* _GIVEN EXERCISE_:
Reproduce each line from the records that holds "bawah".

* _ENTRIES PROVIDED_:
=-=-=

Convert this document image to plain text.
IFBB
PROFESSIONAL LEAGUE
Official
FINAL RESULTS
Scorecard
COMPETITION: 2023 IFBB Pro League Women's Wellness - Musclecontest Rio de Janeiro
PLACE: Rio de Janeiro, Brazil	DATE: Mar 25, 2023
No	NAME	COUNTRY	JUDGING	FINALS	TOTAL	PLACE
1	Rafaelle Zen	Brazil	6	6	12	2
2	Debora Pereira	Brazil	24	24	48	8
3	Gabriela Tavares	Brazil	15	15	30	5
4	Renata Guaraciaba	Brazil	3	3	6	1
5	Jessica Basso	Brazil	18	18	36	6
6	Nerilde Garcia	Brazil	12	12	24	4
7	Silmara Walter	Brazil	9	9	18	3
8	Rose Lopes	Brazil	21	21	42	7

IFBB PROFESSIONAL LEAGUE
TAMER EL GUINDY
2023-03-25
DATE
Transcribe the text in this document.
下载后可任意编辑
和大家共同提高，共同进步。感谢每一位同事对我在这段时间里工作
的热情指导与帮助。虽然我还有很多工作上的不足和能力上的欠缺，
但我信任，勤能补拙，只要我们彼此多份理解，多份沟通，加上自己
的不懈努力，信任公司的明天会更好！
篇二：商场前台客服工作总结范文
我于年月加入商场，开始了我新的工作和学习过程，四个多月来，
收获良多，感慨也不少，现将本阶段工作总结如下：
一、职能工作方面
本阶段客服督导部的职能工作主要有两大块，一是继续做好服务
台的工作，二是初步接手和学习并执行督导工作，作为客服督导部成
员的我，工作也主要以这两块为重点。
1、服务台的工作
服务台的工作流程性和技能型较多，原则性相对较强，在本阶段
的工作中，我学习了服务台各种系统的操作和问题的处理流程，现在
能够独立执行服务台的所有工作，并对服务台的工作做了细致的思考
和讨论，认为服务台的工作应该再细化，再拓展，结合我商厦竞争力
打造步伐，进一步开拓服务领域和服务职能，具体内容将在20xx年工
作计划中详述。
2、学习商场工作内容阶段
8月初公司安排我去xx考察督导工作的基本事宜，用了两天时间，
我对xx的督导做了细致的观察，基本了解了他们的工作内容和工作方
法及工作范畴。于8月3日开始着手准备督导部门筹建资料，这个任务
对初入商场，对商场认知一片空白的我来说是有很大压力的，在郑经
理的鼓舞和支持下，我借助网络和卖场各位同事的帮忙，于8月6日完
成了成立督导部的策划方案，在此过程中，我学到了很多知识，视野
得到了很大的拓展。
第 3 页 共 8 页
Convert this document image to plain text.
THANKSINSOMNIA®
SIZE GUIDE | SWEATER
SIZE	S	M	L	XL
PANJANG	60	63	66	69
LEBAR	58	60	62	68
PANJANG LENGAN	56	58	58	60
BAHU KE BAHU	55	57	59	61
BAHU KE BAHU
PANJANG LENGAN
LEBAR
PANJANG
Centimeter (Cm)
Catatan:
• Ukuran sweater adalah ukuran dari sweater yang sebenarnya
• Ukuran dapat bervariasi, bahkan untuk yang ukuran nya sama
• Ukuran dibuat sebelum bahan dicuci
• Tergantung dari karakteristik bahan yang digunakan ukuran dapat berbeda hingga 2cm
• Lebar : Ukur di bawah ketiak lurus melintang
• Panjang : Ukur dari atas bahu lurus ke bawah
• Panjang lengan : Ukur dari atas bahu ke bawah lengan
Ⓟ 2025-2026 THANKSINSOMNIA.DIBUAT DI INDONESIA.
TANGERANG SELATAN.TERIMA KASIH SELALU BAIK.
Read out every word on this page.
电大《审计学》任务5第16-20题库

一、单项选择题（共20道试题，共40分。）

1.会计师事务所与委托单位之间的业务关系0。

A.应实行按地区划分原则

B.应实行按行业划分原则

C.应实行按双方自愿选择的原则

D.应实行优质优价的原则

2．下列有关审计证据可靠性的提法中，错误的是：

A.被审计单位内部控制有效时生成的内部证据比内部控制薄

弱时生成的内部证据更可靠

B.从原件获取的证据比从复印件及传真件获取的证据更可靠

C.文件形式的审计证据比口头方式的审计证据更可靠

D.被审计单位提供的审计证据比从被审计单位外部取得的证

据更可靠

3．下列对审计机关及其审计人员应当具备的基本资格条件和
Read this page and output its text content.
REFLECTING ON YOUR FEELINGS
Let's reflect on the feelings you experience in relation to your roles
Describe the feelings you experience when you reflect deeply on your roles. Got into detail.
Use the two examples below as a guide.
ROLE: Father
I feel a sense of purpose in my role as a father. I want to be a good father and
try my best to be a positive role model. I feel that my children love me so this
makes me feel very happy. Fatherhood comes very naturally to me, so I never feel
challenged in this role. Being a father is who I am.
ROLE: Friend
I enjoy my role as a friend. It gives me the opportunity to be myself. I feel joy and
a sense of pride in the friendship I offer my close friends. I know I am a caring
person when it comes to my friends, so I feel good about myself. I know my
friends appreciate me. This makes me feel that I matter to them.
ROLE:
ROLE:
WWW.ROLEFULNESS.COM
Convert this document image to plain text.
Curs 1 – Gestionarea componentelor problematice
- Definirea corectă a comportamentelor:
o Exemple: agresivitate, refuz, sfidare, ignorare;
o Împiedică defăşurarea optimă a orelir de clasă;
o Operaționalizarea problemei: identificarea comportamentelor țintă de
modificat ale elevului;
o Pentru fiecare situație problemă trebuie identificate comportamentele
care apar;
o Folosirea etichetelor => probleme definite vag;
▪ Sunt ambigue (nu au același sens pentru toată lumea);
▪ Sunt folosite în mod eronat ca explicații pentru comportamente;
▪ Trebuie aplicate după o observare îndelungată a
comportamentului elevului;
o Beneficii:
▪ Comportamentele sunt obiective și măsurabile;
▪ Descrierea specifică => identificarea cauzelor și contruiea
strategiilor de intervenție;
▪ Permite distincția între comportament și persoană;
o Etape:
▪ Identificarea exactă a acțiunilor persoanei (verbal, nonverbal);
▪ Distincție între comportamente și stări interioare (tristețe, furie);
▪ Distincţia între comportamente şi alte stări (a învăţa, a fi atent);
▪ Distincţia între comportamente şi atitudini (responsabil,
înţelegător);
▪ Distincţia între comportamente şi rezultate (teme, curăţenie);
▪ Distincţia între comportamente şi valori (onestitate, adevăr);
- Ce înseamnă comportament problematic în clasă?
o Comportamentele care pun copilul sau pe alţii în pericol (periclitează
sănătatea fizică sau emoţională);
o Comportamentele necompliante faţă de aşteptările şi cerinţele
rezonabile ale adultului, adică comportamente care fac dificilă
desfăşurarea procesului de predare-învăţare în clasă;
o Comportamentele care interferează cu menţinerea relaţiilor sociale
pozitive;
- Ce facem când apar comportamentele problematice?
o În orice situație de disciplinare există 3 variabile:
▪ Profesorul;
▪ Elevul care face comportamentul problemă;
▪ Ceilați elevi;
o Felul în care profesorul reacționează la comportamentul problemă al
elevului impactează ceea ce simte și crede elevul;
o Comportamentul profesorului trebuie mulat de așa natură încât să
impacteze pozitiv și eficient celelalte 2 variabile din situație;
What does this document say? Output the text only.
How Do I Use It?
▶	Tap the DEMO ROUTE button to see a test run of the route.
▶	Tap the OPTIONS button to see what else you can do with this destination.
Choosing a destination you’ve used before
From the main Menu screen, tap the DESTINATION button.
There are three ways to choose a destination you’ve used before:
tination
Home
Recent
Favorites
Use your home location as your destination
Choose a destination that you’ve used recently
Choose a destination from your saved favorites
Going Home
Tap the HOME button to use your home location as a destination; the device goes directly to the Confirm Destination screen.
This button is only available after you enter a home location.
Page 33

=-=-=

* _WRITTEN RESPONSE_:
• Lebar : Ukur di bawah ketiak lurus melintang
• Panjang : Ukur dari atas bahu lurus ke bawah
• Panjang lengan : Ukur dari atas bahu ke bawah lengan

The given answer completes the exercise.